● **RECORDS SHOWN**:
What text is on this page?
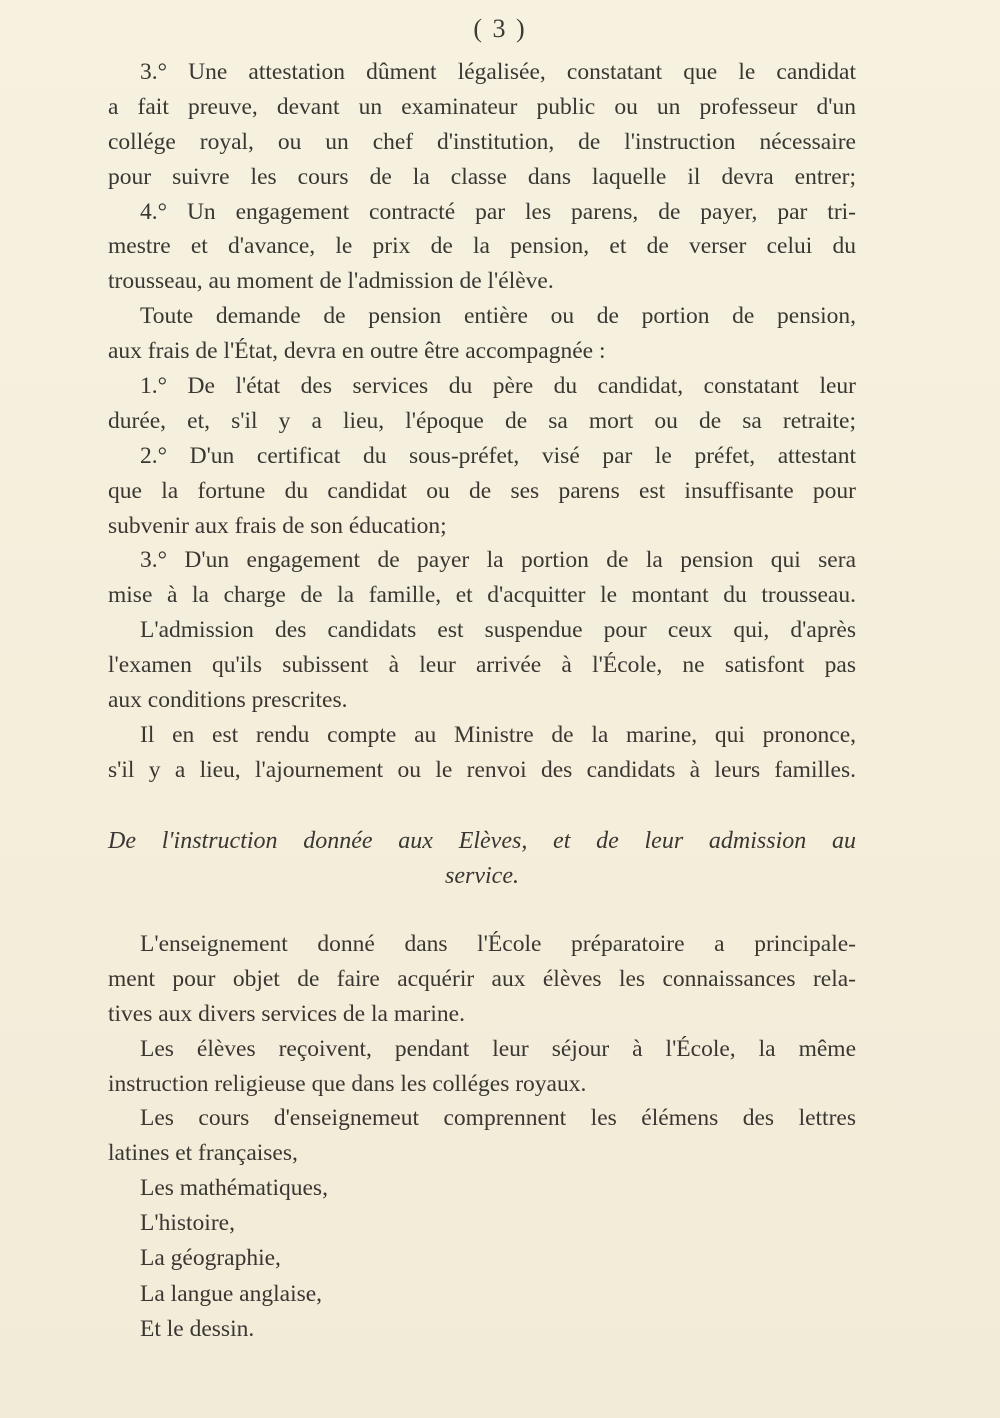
( 3 )
3.° Une attestation dûment légalisée, constatant que le candidat
a fait preuve, devant un examinateur public ou un professeur d'un
collége royal, ou un chef d'institution, de l'instruction nécessaire
pour suivre les cours de la classe dans laquelle il devra entrer;
4.° Un engagement contracté par les parens, de payer, par tri-
mestre et d'avance, le prix de la pension, et de verser celui du
trousseau, au moment de l'admission de l'élève.
Toute demande de pension entière ou de portion de pension,
aux frais de l'État, devra en outre être accompagnée :
1.° De l'état des services du père du candidat, constatant leur
durée, et, s'il y a lieu, l'époque de sa mort ou de sa retraite;
2.° D'un certificat du sous-préfet, visé par le préfet, attestant
que la fortune du candidat ou de ses parens est insuffisante pour
subvenir aux frais de son éducation;
3.° D'un engagement de payer la portion de la pension qui sera
mise à la charge de la famille, et d'acquitter le montant du trousseau.
L'admission des candidats est suspendue pour ceux qui, d'après
l'examen qu'ils subissent à leur arrivée à l'École, ne satisfont pas
aux conditions prescrites.
Il en est rendu compte au Ministre de la marine, qui prononce,
s'il y a lieu, l'ajournement ou le renvoi des candidats à leurs familles.
De l'instruction donnée aux Elèves, et de leur admission au
service.
L'enseignement donné dans l'École préparatoire a principale-
ment pour objet de faire acquérir aux élèves les connaissances rela-
tives aux divers services de la marine.
Les élèves reçoivent, pendant leur séjour à l'École, la même
instruction religieuse que dans les colléges royaux.
Les cours d'enseignemeut comprennent les élémens des lettres
latines et françaises,
Les mathématiques,
L'histoire,
La géographie,
La langue anglaise,
Et le dessin.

● **AIM**: Do not include images; quote all of the entries above exactly.

● **PROBLEM SOLUTION**:
What text is on this page?
( 3 )
3.° Une attestation dûment légalisée, constatant que le candidat
a fait preuve, devant un examinateur public ou un professeur d'un
collége royal, ou un chef d'institution, de l'instruction nécessaire
pour suivre les cours de la classe dans laquelle il devra entrer;
4.° Un engagement contracté par les parens, de payer, par tri-
mestre et d'avance, le prix de la pension, et de verser celui du
trousseau, au moment de l'admission de l'élève.
Toute demande de pension entière ou de portion de pension,
aux frais de l'État, devra en outre être accompagnée :
1.° De l'état des services du père du candidat, constatant leur
durée, et, s'il y a lieu, l'époque de sa mort ou de sa retraite;
2.° D'un certificat du sous-préfet, visé par le préfet, attestant
que la fortune du candidat ou de ses parens est insuffisante pour
subvenir aux frais de son éducation;
3.° D'un engagement de payer la portion de la pension qui sera
mise à la charge de la famille, et d'acquitter le montant du trousseau.
L'admission des candidats est suspendue pour ceux qui, d'après
l'examen qu'ils subissent à leur arrivée à l'École, ne satisfont pas
aux conditions prescrites.
Il en est rendu compte au Ministre de la marine, qui prononce,
s'il y a lieu, l'ajournement ou le renvoi des candidats à leurs familles.
De l'instruction donnée aux Elèves, et de leur admission au
service.
L'enseignement donné dans l'École préparatoire a principale-
ment pour objet de faire acquérir aux élèves les connaissances rela-
tives aux divers services de la marine.
Les élèves reçoivent, pendant leur séjour à l'École, la même
instruction religieuse que dans les colléges royaux.
Les cours d'enseignemeut comprennent les élémens des lettres
latines et françaises,
Les mathématiques,
L'histoire,
La géographie,
La langue anglaise,
Et le dessin.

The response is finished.